= The problem =
Go through each line of the records below and count those with the word "Santos". Give only the count.

= Entries supplied =
-.-.-
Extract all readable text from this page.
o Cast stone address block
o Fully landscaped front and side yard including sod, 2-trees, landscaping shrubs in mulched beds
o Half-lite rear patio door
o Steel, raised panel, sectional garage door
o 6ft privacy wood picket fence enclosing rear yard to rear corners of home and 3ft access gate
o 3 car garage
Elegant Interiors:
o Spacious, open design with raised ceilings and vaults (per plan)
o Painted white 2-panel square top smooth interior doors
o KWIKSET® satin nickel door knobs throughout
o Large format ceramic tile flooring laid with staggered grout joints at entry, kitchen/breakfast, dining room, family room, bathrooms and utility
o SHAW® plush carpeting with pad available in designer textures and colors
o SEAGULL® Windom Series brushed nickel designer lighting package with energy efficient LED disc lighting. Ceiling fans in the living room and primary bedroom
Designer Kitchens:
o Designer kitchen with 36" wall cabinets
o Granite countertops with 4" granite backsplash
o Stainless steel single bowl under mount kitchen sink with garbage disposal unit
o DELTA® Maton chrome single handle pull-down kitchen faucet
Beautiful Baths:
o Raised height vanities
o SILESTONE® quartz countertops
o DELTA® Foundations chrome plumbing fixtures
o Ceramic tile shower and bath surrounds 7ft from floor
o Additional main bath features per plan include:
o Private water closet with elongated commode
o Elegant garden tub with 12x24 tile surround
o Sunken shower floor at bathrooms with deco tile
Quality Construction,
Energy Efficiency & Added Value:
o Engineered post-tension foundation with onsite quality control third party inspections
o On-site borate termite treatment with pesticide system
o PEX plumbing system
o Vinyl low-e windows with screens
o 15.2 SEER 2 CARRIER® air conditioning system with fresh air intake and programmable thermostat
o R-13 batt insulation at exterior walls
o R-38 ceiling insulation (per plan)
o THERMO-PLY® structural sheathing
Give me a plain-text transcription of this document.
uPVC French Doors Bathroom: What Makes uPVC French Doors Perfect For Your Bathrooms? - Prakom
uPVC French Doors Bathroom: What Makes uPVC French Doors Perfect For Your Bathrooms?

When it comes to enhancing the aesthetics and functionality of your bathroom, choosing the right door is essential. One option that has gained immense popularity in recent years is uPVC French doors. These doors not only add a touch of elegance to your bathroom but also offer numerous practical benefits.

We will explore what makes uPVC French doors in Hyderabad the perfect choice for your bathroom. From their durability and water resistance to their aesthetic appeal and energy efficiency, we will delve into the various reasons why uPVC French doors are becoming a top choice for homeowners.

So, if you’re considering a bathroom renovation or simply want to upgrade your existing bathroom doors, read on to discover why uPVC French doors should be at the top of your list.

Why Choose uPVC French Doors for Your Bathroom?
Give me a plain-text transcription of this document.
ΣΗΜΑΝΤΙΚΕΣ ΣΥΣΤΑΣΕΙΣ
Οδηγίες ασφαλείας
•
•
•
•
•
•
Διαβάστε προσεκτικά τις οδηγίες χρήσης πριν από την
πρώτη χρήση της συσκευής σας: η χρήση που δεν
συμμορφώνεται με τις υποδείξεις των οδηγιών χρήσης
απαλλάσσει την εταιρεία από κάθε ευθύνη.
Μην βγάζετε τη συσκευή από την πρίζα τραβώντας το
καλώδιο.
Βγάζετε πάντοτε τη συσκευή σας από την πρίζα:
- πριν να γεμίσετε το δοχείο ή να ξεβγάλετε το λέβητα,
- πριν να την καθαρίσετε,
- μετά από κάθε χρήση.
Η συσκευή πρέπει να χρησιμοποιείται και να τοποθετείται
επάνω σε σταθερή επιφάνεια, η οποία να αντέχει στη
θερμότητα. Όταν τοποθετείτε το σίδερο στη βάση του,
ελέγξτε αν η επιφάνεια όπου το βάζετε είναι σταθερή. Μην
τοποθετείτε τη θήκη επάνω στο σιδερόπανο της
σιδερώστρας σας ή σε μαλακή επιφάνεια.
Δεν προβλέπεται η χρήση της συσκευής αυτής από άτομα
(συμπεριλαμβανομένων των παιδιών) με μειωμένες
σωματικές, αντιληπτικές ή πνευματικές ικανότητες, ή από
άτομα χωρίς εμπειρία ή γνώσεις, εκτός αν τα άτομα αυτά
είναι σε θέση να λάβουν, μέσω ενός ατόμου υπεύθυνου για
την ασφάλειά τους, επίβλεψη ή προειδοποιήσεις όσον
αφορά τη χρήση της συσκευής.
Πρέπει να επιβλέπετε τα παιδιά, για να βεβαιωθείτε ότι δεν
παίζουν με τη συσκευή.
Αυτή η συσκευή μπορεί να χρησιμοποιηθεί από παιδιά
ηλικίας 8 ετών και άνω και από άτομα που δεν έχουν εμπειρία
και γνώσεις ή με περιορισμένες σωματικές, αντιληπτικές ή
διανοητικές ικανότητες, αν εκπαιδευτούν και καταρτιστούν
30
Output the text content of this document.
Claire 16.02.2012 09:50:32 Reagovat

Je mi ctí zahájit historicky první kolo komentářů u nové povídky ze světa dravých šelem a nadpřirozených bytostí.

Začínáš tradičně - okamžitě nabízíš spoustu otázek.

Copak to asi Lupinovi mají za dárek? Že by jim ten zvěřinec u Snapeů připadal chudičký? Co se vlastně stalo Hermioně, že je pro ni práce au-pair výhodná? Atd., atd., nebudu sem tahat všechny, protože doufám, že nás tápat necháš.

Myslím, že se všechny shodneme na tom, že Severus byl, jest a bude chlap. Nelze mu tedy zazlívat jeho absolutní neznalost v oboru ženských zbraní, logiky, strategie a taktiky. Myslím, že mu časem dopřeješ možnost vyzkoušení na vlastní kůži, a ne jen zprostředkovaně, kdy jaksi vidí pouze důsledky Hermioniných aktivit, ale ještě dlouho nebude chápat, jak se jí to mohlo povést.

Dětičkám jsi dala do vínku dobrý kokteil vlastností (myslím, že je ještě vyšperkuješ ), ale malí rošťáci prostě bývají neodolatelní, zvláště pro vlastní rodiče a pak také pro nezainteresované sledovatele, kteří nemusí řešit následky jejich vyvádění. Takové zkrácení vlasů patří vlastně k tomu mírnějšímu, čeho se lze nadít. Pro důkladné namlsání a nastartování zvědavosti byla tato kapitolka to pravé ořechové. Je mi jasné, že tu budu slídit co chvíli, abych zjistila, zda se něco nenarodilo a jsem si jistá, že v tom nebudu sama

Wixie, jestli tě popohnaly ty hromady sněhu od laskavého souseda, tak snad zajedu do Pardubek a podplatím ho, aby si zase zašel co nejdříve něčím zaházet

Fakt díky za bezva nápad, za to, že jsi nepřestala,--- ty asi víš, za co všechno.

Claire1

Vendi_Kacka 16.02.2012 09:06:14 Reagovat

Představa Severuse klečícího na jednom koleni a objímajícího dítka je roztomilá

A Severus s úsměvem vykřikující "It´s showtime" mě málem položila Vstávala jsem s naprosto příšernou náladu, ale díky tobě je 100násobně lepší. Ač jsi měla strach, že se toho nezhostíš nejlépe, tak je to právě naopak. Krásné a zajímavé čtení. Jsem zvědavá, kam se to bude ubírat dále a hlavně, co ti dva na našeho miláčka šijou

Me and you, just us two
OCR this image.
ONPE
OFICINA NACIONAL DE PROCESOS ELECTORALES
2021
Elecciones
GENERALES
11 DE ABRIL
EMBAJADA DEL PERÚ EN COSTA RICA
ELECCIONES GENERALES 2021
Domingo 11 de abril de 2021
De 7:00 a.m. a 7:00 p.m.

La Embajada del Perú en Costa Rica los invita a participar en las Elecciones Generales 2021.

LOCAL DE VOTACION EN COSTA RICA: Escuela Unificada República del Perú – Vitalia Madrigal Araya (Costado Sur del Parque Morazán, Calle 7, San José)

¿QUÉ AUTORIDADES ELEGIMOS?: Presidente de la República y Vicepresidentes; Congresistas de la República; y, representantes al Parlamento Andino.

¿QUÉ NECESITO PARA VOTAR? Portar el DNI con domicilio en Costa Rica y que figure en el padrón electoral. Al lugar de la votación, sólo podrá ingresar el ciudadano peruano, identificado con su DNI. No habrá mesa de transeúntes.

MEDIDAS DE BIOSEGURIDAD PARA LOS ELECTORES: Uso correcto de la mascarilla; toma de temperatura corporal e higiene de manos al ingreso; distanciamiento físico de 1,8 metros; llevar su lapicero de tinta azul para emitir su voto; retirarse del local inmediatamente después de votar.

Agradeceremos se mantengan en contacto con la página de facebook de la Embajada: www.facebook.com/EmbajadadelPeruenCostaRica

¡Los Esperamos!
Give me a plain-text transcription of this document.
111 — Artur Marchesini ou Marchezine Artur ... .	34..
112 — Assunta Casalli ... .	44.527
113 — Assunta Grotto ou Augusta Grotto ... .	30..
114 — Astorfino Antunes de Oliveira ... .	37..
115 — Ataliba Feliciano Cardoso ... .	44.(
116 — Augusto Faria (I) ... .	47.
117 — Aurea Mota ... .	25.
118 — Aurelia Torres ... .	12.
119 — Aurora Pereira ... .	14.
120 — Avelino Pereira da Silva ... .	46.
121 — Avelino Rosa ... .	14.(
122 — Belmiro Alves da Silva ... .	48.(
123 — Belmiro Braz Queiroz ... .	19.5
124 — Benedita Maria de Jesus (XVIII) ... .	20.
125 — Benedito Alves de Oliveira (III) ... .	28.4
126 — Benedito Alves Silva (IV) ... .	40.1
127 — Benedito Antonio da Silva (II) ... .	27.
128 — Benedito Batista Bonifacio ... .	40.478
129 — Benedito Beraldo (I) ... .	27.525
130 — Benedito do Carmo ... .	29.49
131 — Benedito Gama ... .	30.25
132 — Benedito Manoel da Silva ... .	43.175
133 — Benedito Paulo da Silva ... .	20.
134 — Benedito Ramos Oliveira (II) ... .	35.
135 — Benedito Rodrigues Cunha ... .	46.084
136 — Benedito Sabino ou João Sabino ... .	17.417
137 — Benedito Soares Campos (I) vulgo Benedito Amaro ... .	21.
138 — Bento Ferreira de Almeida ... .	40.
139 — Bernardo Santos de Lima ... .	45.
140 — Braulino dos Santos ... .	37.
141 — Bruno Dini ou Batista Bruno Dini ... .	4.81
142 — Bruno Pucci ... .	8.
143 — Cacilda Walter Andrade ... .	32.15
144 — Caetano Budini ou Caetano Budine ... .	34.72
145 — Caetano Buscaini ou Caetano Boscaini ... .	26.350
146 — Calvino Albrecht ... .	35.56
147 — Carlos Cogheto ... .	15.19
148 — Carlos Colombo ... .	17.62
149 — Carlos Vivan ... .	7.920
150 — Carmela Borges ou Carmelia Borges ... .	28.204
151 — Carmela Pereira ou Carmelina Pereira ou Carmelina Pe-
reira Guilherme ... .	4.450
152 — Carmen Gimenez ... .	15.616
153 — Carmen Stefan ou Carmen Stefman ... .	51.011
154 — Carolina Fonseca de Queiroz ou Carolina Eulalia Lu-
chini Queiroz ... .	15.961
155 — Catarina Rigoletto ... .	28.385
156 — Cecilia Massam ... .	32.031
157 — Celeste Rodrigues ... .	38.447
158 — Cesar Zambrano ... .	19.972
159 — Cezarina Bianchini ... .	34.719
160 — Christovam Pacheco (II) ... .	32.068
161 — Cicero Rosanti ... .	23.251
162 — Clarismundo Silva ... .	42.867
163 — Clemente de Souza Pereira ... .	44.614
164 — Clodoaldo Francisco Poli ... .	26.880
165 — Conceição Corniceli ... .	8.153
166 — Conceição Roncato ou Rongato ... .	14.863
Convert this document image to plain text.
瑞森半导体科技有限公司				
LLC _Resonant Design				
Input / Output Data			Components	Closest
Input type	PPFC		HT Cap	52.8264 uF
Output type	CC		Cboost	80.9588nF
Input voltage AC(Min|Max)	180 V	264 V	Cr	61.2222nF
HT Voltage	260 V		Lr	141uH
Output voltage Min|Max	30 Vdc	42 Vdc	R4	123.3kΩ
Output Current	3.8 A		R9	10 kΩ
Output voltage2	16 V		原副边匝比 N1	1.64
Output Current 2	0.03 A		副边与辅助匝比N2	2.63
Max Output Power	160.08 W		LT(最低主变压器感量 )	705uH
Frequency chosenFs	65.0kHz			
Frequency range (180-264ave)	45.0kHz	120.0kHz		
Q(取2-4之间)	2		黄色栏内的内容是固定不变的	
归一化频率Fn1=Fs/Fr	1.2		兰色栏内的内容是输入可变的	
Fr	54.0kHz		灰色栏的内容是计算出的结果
-.-.-
= Reply to the exercise =
2